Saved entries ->
=-=-=-=-=

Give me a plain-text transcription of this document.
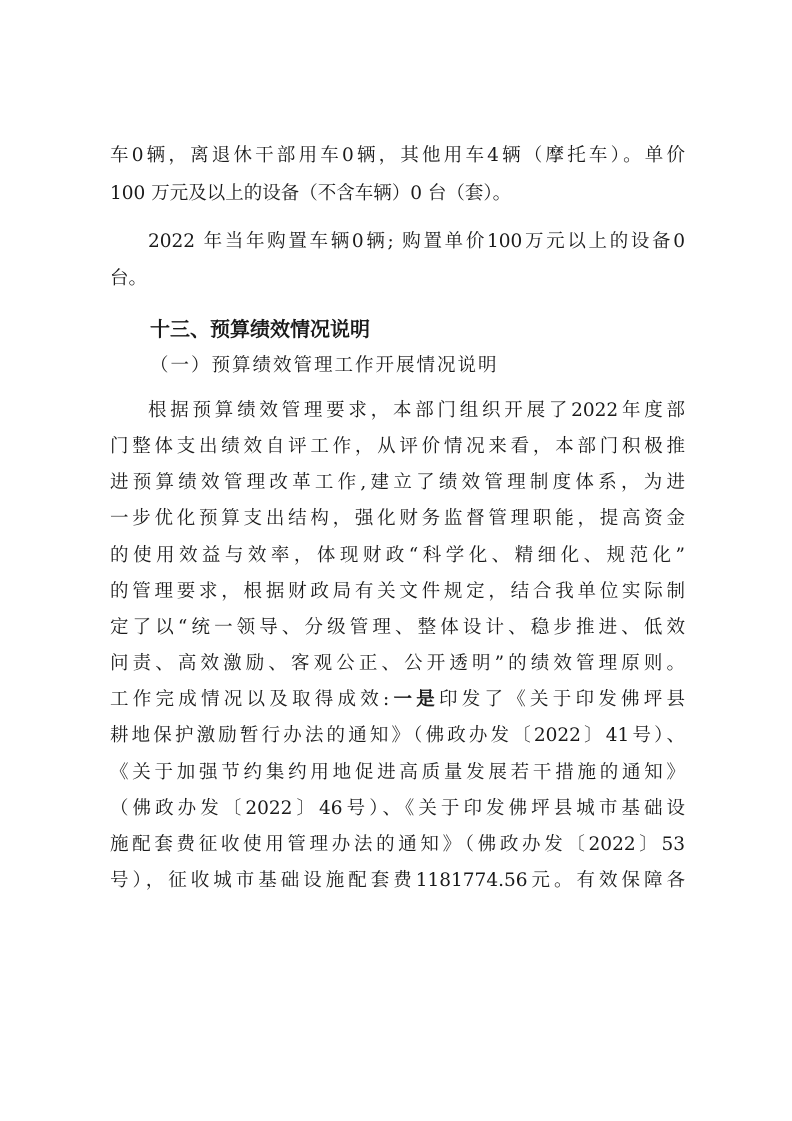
车0辆，离退休干部用车0辆，其他用车4辆（摩托车）。单价
100 万元及以上的设备（不含车辆）0 台（套）。
2022 年当年购置车辆0辆; 购置单价100万元以上的设备0
台。
十三、预算绩效情况说明
（一）预算绩效管理工作开展情况说明
根据预算绩效管理要求，本部门组织开展了2022年度部
门整体支出绩效自评工作，从评价情况来看，本部门积极推
进预算绩效管理改革工作,建立了绩效管理制度体系，为进
一步优化预算支出结构，强化财务监督管理职能，提高资金
的使用效益与效率，体现财政“科学化、精细化、规范化”
的管理要求，根据财政局有关文件规定，结合我单位实际制
定了以“统一领导、分级管理、整体设计、稳步推进、低效
问责、高效激励、客观公正、公开透明”的绩效管理原则。
工作完成情况以及取得成效:一是印发了《关于印发佛坪县
耕地保护激励暂行办法的通知》（佛政办发〔2022〕41号）、
《关于加强节约集约用地促进高质量发展若干措施的通知》
（佛政办发〔2022〕46号）、《关于印发佛坪县城市基础设
施配套费征收使用管理办法的通知》（佛政办发〔2022〕53
号），征收城市基础设施配套费1181774.56元。有效保障各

=-=-=-=-=

Exercise -> Quote the records above exactly, leaving out any pictures.

Reply to the exercise ->
Give me a plain-text transcription of this document.
车0辆，离退休干部用车0辆，其他用车4辆（摩托车）。单价
100 万元及以上的设备（不含车辆）0 台（套）。
2022 年当年购置车辆0辆; 购置单价100万元以上的设备0
台。
十三、预算绩效情况说明
（一）预算绩效管理工作开展情况说明
根据预算绩效管理要求，本部门组织开展了2022年度部
门整体支出绩效自评工作，从评价情况来看，本部门积极推
进预算绩效管理改革工作,建立了绩效管理制度体系，为进
一步优化预算支出结构，强化财务监督管理职能，提高资金
的使用效益与效率，体现财政“科学化、精细化、规范化”
的管理要求，根据财政局有关文件规定，结合我单位实际制
定了以“统一领导、分级管理、整体设计、稳步推进、低效
问责、高效激励、客观公正、公开透明”的绩效管理原则。
工作完成情况以及取得成效:一是印发了《关于印发佛坪县
耕地保护激励暂行办法的通知》（佛政办发〔2022〕41号）、
《关于加强节约集约用地促进高质量发展若干措施的通知》
（佛政办发〔2022〕46号）、《关于印发佛坪县城市基础设
施配套费征收使用管理办法的通知》（佛政办发〔2022〕53
号），征收城市基础设施配套费1181774.56元。有效保障各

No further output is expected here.